◆ Job: Reply with only the number of lines that contain the string "Configuration".

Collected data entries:
::::::
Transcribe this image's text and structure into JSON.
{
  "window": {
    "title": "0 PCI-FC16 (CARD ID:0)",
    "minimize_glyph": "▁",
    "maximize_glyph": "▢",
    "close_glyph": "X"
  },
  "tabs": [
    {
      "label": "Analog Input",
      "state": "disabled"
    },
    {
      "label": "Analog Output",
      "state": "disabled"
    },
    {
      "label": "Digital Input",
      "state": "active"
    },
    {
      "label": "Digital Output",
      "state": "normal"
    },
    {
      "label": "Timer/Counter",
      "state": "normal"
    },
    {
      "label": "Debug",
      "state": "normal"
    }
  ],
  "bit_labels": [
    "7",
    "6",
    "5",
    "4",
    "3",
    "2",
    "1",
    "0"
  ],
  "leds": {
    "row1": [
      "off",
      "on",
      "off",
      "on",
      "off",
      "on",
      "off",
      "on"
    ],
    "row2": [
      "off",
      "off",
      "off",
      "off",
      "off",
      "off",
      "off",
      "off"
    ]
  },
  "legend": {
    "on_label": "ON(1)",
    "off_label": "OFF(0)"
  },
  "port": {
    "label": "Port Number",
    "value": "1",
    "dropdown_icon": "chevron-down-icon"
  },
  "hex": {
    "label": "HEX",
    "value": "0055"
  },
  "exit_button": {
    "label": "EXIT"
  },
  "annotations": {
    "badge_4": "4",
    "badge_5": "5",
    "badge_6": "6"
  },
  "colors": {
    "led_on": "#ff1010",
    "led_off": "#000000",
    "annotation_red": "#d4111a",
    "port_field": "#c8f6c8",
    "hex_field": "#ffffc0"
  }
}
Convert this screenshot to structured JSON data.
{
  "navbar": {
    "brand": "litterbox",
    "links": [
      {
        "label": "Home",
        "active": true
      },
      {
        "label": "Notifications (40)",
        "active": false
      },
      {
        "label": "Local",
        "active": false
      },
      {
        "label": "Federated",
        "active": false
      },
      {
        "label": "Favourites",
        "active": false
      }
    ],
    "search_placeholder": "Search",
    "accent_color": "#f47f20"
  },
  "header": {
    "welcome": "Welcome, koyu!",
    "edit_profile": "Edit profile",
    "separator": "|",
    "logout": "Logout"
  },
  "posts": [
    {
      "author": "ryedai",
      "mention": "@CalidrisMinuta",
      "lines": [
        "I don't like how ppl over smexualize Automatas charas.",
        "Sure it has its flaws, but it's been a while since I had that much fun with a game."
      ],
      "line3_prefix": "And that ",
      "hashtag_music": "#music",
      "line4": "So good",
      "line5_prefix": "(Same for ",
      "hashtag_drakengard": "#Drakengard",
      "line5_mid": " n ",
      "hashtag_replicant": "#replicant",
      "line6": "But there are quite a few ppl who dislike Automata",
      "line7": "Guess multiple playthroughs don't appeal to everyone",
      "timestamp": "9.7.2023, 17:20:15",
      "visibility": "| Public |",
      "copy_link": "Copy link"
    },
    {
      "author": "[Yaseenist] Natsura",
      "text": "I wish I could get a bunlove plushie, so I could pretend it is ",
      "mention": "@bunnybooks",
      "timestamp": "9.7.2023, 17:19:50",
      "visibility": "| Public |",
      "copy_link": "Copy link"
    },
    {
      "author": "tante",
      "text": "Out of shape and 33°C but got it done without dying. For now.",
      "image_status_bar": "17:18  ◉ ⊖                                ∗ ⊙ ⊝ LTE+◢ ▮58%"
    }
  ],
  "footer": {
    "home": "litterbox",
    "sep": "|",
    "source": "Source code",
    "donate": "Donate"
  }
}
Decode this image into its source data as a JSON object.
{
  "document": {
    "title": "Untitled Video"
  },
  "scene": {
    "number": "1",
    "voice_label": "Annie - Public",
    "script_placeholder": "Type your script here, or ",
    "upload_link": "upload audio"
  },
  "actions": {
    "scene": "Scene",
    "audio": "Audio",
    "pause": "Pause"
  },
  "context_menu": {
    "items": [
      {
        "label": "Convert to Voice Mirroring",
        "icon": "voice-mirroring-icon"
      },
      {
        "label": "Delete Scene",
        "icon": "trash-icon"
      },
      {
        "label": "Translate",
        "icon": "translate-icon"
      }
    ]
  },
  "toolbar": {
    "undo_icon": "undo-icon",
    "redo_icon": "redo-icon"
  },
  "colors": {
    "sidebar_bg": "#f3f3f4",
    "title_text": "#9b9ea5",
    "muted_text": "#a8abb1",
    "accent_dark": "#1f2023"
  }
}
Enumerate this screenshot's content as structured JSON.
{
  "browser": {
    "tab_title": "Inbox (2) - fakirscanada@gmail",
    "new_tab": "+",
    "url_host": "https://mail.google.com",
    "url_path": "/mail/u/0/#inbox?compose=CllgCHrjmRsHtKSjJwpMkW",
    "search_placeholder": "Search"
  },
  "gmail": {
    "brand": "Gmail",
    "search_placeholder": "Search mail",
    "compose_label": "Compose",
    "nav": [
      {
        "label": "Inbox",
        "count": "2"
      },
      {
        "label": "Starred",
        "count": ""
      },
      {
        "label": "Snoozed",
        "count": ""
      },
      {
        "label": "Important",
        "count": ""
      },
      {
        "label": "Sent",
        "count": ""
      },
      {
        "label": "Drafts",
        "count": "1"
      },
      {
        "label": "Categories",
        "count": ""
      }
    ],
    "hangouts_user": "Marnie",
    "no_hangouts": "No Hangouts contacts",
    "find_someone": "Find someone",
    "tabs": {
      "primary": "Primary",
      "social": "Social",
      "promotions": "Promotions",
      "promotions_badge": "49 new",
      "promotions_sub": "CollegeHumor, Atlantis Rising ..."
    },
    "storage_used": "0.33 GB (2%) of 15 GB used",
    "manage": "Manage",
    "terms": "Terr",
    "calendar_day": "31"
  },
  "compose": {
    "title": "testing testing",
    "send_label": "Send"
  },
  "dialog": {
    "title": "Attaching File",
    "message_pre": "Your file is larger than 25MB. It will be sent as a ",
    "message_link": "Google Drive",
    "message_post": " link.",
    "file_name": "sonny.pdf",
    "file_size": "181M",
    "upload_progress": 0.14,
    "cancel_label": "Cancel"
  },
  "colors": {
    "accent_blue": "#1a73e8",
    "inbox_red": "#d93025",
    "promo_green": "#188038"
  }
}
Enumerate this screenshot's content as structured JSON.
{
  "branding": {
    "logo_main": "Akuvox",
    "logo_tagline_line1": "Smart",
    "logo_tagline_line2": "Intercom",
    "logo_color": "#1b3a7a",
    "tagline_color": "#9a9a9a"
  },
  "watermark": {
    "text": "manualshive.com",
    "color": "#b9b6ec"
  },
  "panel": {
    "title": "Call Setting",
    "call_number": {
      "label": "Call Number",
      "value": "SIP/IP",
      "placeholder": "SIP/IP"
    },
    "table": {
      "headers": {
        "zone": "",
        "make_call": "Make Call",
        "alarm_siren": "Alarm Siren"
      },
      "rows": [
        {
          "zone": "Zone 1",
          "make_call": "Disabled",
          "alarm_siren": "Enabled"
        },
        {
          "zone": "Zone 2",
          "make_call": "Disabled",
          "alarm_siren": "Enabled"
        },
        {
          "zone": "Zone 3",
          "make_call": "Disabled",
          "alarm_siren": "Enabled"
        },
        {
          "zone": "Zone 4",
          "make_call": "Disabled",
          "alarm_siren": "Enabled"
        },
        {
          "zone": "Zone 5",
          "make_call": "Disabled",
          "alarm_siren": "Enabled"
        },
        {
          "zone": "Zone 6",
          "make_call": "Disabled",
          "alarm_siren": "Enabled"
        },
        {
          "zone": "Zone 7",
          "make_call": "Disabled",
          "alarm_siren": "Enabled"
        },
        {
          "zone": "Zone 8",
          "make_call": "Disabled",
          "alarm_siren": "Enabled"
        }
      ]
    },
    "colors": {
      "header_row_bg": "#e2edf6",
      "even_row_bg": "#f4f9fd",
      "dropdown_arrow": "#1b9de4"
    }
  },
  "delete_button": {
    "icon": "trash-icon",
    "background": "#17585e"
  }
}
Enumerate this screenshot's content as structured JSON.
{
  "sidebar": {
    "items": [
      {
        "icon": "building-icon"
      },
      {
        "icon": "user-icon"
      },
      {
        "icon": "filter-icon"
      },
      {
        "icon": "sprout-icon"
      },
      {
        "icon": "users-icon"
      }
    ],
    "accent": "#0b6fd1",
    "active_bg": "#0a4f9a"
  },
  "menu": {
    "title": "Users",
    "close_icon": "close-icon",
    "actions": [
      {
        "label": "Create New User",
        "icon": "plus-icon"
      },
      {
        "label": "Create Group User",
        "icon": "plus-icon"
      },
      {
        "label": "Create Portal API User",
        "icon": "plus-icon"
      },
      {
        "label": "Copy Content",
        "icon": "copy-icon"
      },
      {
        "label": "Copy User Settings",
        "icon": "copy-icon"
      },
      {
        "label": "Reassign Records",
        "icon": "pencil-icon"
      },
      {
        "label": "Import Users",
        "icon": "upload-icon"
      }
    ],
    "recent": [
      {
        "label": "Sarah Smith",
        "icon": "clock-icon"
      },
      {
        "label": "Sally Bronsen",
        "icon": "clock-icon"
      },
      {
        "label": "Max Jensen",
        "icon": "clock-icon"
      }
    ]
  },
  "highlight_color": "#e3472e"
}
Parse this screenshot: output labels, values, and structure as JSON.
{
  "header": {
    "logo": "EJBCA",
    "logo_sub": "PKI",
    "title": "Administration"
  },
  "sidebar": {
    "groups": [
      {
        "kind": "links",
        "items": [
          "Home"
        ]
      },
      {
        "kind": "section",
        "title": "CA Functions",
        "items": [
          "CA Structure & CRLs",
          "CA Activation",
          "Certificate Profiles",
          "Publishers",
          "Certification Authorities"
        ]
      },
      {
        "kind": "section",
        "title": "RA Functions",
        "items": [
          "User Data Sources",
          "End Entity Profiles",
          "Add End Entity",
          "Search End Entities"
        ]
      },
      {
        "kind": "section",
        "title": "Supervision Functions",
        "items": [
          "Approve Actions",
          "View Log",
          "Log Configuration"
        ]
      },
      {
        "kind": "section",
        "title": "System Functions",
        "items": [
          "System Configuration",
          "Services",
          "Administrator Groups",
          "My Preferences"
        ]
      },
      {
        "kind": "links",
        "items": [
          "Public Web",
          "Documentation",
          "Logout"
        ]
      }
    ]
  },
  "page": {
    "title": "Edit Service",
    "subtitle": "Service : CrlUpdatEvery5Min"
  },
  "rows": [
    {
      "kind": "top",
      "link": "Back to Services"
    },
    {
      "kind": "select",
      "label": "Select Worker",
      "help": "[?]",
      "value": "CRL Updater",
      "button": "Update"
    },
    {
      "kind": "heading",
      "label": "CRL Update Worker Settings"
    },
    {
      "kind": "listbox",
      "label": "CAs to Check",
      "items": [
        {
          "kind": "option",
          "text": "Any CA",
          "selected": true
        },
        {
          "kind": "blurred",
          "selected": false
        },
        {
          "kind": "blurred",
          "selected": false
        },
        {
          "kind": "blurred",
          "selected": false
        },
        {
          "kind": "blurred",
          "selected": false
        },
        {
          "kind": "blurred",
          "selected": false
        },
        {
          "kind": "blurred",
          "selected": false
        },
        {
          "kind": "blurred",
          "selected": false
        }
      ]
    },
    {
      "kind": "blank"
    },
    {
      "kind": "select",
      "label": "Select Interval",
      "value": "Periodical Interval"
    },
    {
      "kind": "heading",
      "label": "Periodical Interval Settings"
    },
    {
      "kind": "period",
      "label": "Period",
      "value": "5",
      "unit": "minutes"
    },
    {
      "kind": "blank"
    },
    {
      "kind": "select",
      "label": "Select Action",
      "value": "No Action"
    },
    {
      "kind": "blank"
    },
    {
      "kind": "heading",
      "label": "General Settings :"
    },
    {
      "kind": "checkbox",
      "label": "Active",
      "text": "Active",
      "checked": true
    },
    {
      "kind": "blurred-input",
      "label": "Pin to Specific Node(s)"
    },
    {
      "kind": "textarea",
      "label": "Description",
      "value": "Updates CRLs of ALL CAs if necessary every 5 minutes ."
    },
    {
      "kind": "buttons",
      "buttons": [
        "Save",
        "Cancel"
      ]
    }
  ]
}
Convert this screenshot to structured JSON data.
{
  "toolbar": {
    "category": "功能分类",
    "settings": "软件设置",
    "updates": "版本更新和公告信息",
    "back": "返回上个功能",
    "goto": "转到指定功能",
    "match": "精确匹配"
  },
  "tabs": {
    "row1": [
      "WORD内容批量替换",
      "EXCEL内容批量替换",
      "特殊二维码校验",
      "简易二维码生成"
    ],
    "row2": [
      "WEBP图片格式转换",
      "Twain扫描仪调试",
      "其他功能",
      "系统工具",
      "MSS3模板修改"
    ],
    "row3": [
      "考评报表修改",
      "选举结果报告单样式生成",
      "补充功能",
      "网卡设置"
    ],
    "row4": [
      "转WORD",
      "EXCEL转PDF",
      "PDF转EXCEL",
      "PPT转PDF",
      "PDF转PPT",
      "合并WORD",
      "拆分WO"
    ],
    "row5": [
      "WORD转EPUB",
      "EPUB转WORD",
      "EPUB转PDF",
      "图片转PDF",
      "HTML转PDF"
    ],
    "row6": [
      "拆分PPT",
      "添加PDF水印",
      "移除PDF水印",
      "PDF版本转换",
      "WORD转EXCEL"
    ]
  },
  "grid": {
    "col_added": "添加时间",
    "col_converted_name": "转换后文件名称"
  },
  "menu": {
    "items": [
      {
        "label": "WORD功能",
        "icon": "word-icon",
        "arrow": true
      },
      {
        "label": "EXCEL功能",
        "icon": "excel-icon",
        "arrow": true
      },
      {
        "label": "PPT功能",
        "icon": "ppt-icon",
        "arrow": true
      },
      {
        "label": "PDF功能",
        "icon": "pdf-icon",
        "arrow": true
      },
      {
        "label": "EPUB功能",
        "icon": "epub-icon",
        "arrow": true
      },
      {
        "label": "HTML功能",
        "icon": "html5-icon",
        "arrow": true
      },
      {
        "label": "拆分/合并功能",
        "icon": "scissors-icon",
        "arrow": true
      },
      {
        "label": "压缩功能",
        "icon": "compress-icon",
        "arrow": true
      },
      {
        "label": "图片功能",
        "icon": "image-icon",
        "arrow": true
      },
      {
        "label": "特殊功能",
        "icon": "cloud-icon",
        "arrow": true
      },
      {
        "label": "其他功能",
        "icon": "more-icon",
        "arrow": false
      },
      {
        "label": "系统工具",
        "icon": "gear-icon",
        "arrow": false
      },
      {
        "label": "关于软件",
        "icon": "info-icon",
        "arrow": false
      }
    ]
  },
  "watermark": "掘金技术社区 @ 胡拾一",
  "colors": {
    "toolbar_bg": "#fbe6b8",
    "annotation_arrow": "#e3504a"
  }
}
::::::
◆ Correct answer: 2